• [Aim of the exercise]:
Transcribe the entries below exactly; leave every image out.

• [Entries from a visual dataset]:
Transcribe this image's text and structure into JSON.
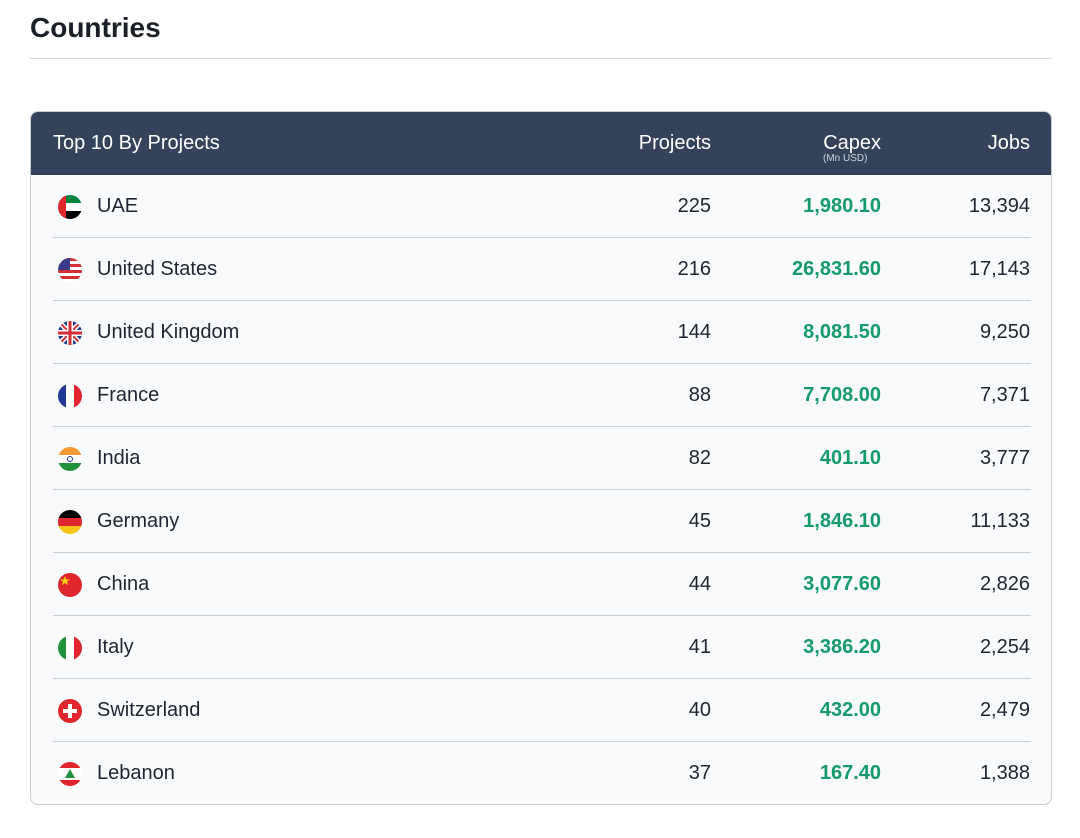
{
  "header": {
    "title": "Countries"
  },
  "table": {
    "columns": [
      "Top 10 By Projects",
      "Projects",
      "Capex",
      "Jobs"
    ],
    "capex_unit": "(Mn USD)",
    "rows": [
      [
        "UAE",
        "225",
        "1,980.10",
        "13,394"
      ],
      [
        "United States",
        "216",
        "26,831.60",
        "17,143"
      ],
      [
        "United Kingdom",
        "144",
        "8,081.50",
        "9,250"
      ],
      [
        "France",
        "88",
        "7,708.00",
        "7,371"
      ],
      [
        "India",
        "82",
        "401.10",
        "3,777"
      ],
      [
        "Germany",
        "45",
        "1,846.10",
        "11,133"
      ],
      [
        "China",
        "44",
        "3,077.60",
        "2,826"
      ],
      [
        "Italy",
        "41",
        "3,386.20",
        "2,254"
      ],
      [
        "Switzerland",
        "40",
        "432.00",
        "2,479"
      ],
      [
        "Lebanon",
        "37",
        "167.40",
        "1,388"
      ]
    ]
  }
}
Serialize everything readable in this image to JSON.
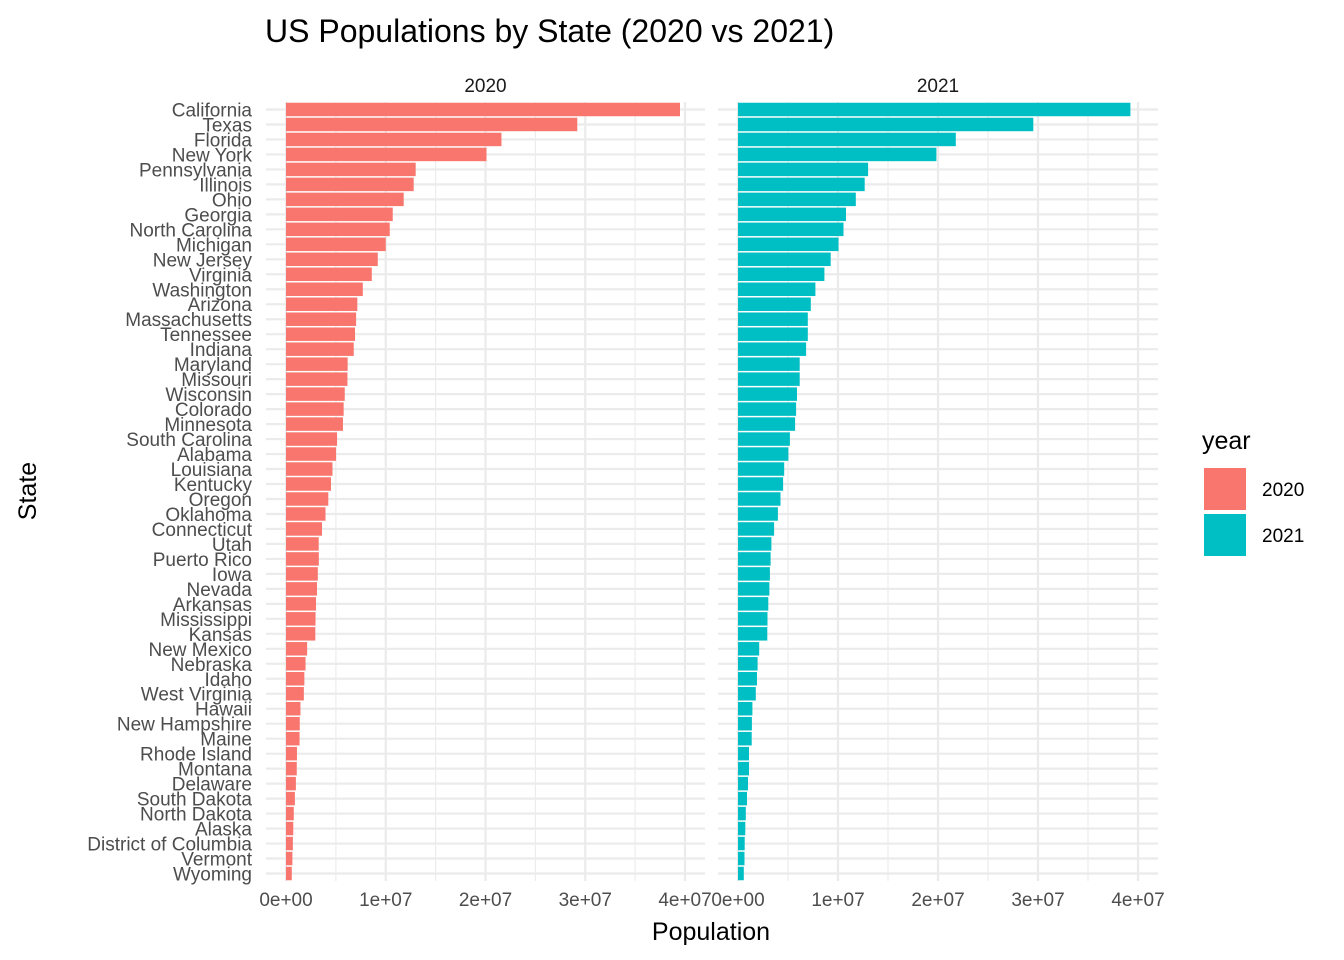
{
  "chart_data": {
    "type": "bar",
    "orientation": "horizontal",
    "title": "US Populations by State (2020 vs 2021)",
    "xlabel": "Population",
    "ylabel": "State",
    "xlim": [
      0,
      40000000
    ],
    "x_ticks": [
      "0e+00",
      "1e+07",
      "2e+07",
      "3e+07",
      "4e+07"
    ],
    "grid": true,
    "facets": [
      "2020",
      "2021"
    ],
    "legend": {
      "title": "year",
      "position": "right"
    },
    "categories": [
      "California",
      "Texas",
      "Florida",
      "New York",
      "Pennsylvania",
      "Illinois",
      "Ohio",
      "Georgia",
      "North Carolina",
      "Michigan",
      "New Jersey",
      "Virginia",
      "Washington",
      "Arizona",
      "Massachusetts",
      "Tennessee",
      "Indiana",
      "Maryland",
      "Missouri",
      "Wisconsin",
      "Colorado",
      "Minnesota",
      "South Carolina",
      "Alabama",
      "Louisiana",
      "Kentucky",
      "Oregon",
      "Oklahoma",
      "Connecticut",
      "Utah",
      "Puerto Rico",
      "Iowa",
      "Nevada",
      "Arkansas",
      "Mississippi",
      "Kansas",
      "New Mexico",
      "Nebraska",
      "Idaho",
      "West Virginia",
      "Hawaii",
      "New Hampshire",
      "Maine",
      "Rhode Island",
      "Montana",
      "Delaware",
      "South Dakota",
      "North Dakota",
      "Alaska",
      "District of Columbia",
      "Vermont",
      "Wyoming"
    ],
    "series": [
      {
        "name": "2020",
        "color": "#F8766D",
        "values": [
          39500000,
          29200000,
          21600000,
          20100000,
          13000000,
          12800000,
          11800000,
          10700000,
          10400000,
          10000000,
          9200000,
          8600000,
          7700000,
          7150000,
          7030000,
          6920000,
          6790000,
          6180000,
          6160000,
          5890000,
          5780000,
          5710000,
          5120000,
          5020000,
          4660000,
          4510000,
          4240000,
          3960000,
          3610000,
          3280000,
          3290000,
          3190000,
          3110000,
          3010000,
          2960000,
          2940000,
          2120000,
          1960000,
          1840000,
          1790000,
          1450000,
          1380000,
          1360000,
          1100000,
          1080000,
          990000,
          890000,
          780000,
          730000,
          690000,
          640000,
          580000
        ]
      },
      {
        "name": "2021",
        "color": "#00BFC4",
        "values": [
          39240000,
          29530000,
          21780000,
          19840000,
          13010000,
          12670000,
          11780000,
          10800000,
          10550000,
          10050000,
          9270000,
          8640000,
          7740000,
          7280000,
          6980000,
          6980000,
          6810000,
          6170000,
          6170000,
          5900000,
          5810000,
          5710000,
          5190000,
          5040000,
          4620000,
          4510000,
          4250000,
          3990000,
          3610000,
          3340000,
          3260000,
          3190000,
          3140000,
          3030000,
          2950000,
          2930000,
          2120000,
          1960000,
          1900000,
          1780000,
          1440000,
          1390000,
          1370000,
          1100000,
          1100000,
          1000000,
          900000,
          780000,
          730000,
          670000,
          650000,
          580000
        ]
      }
    ]
  }
}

• [Answer below]:
Transcribe this image's text and structure into JSON.
{
  "header": {
    "title": "Countries"
  },
  "table": {
    "columns": [
      "Top 10 By Projects",
      "Projects",
      "Capex",
      "Jobs"
    ],
    "capex_unit": "(Mn USD)",
    "rows": [
      [
        "UAE",
        "225",
        "1,980.10",
        "13,394"
      ],
      [
        "United States",
        "216",
        "26,831.60",
        "17,143"
      ],
      [
        "United Kingdom",
        "144",
        "8,081.50",
        "9,250"
      ],
      [
        "France",
        "88",
        "7,708.00",
        "7,371"
      ],
      [
        "India",
        "82",
        "401.10",
        "3,777"
      ],
      [
        "Germany",
        "45",
        "1,846.10",
        "11,133"
      ],
      [
        "China",
        "44",
        "3,077.60",
        "2,826"
      ],
      [
        "Italy",
        "41",
        "3,386.20",
        "2,254"
      ],
      [
        "Switzerland",
        "40",
        "432.00",
        "2,479"
      ],
      [
        "Lebanon",
        "37",
        "167.40",
        "1,388"
      ]
    ]
  }
}
Serialize everything readable in this image to JSON.
{
  "chart_data": {
    "type": "bar",
    "orientation": "horizontal",
    "title": "US Populations by State (2020 vs 2021)",
    "xlabel": "Population",
    "ylabel": "State",
    "xlim": [
      0,
      40000000
    ],
    "x_ticks": [
      "0e+00",
      "1e+07",
      "2e+07",
      "3e+07",
      "4e+07"
    ],
    "grid": true,
    "facets": [
      "2020",
      "2021"
    ],
    "legend": {
      "title": "year",
      "position": "right"
    },
    "categories": [
      "California",
      "Texas",
      "Florida",
      "New York",
      "Pennsylvania",
      "Illinois",
      "Ohio",
      "Georgia",
      "North Carolina",
      "Michigan",
      "New Jersey",
      "Virginia",
      "Washington",
      "Arizona",
      "Massachusetts",
      "Tennessee",
      "Indiana",
      "Maryland",
      "Missouri",
      "Wisconsin",
      "Colorado",
      "Minnesota",
      "South Carolina",
      "Alabama",
      "Louisiana",
      "Kentucky",
      "Oregon",
      "Oklahoma",
      "Connecticut",
      "Utah",
      "Puerto Rico",
      "Iowa",
      "Nevada",
      "Arkansas",
      "Mississippi",
      "Kansas",
      "New Mexico",
      "Nebraska",
      "Idaho",
      "West Virginia",
      "Hawaii",
      "New Hampshire",
      "Maine",
      "Rhode Island",
      "Montana",
      "Delaware",
      "South Dakota",
      "North Dakota",
      "Alaska",
      "District of Columbia",
      "Vermont",
      "Wyoming"
    ],
    "series": [
      {
        "name": "2020",
        "color": "#F8766D",
        "values": [
          39500000,
          29200000,
          21600000,
          20100000,
          13000000,
          12800000,
          11800000,
          10700000,
          10400000,
          10000000,
          9200000,
          8600000,
          7700000,
          7150000,
          7030000,
          6920000,
          6790000,
          6180000,
          6160000,
          5890000,
          5780000,
          5710000,
          5120000,
          5020000,
          4660000,
          4510000,
          4240000,
          3960000,
          3610000,
          3280000,
          3290000,
          3190000,
          3110000,
          3010000,
          2960000,
          2940000,
          2120000,
          1960000,
          1840000,
          1790000,
          1450000,
          1380000,
          1360000,
          1100000,
          1080000,
          990000,
          890000,
          780000,
          730000,
          690000,
          640000,
          580000
        ]
      },
      {
        "name": "2021",
        "color": "#00BFC4",
        "values": [
          39240000,
          29530000,
          21780000,
          19840000,
          13010000,
          12670000,
          11780000,
          10800000,
          10550000,
          10050000,
          9270000,
          8640000,
          7740000,
          7280000,
          6980000,
          6980000,
          6810000,
          6170000,
          6170000,
          5900000,
          5810000,
          5710000,
          5190000,
          5040000,
          4620000,
          4510000,
          4250000,
          3990000,
          3610000,
          3340000,
          3260000,
          3190000,
          3140000,
          3030000,
          2950000,
          2930000,
          2120000,
          1960000,
          1900000,
          1780000,
          1440000,
          1390000,
          1370000,
          1100000,
          1100000,
          1000000,
          900000,
          780000,
          730000,
          670000,
          650000,
          580000
        ]
      }
    ]
  }
}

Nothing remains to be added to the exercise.